**Task brief:** Can you gather every line of the material below that contains the string "series", treating uppercase and lowercase as different?

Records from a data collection
* * * * * * *
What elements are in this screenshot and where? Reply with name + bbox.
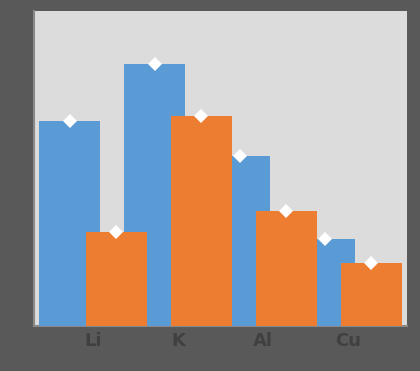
- Bar: [171, 116, 232, 326]
- Bar: [124, 64, 185, 326]
- Bar: [86, 232, 147, 326]
- Bar: [209, 156, 270, 326]
- Bar: [294, 239, 355, 326]
- Bar: [39, 121, 100, 326]
- Bar: [256, 211, 317, 326]
- Bar: [341, 263, 402, 326]
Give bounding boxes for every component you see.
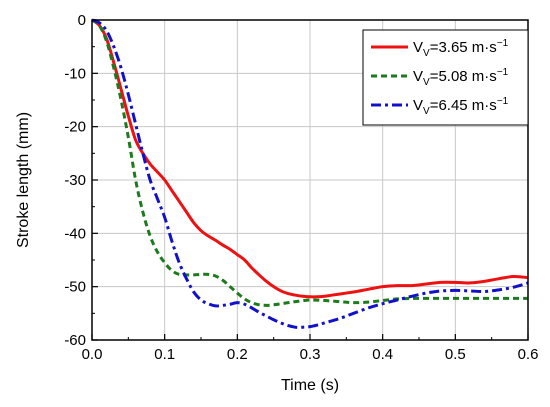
- x-axis-title: Time (s): [281, 377, 339, 394]
- y-tick-label: -50: [64, 279, 86, 296]
- legend: VV=3.65 m·s−1VV=5.08 m·s−1VV=6.45 m·s−1: [362, 29, 529, 126]
- y-tick-label: -10: [64, 65, 86, 82]
- x-tick-label: 0.2: [227, 346, 248, 363]
- series-line-3: [91, 18, 529, 329]
- legend-label-part: −1: [497, 96, 509, 107]
- y-tick-label: -40: [64, 225, 86, 242]
- legend-label-part: −1: [497, 67, 509, 78]
- legend-label-part: =5.08 m·s: [430, 68, 497, 85]
- x-tick-label: 0.4: [372, 346, 393, 363]
- legend-label-part: =3.65 m·s: [430, 39, 497, 56]
- legend-label-part: V: [423, 106, 430, 117]
- axis-ticks: [91, 19, 529, 341]
- legend-label-part: V: [413, 39, 423, 56]
- series-layer: [91, 18, 529, 329]
- legend-label-2: VV=5.08 m·s−1: [413, 67, 509, 88]
- tick-labels: 0.0 0.1 0.2 0.3 0.4 0.5 0.6 0 -10 -20 -30 -40 -50 -60: [64, 12, 538, 363]
- y-axis-title: Stroke length (mm): [15, 112, 32, 248]
- y-tick-label: -20: [64, 119, 86, 136]
- y-tick-label: -60: [64, 332, 86, 349]
- x-tick-label: 0.1: [154, 346, 175, 363]
- x-tick-label: 0.0: [82, 346, 103, 363]
- x-tick-label: 0.5: [445, 346, 466, 363]
- legend-label-part: V: [413, 68, 423, 85]
- legend-label-part: V: [423, 48, 430, 59]
- series-line-1: [91, 18, 529, 299]
- grid-lines: [92, 20, 528, 340]
- legend-label-part: V: [413, 97, 423, 114]
- x-tick-label: 0.3: [300, 346, 321, 363]
- legend-label-part: −1: [497, 38, 509, 49]
- y-tick-label: 0: [78, 12, 86, 29]
- legend-label-3: VV=6.45 m·s−1: [413, 96, 509, 117]
- y-tick-label: -30: [64, 172, 86, 189]
- legend-label-1: VV=3.65 m·s−1: [413, 38, 509, 59]
- x-tick-label: 0.6: [518, 346, 539, 363]
- legend-label-part: V: [423, 77, 430, 88]
- legend-label-part: =6.45 m·s: [430, 97, 497, 114]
* * * * * * *
**Task result:**
- series-line-3: [91, 18, 529, 329]
- series-layer: [91, 18, 529, 329]
- series-line-1: [91, 18, 529, 299]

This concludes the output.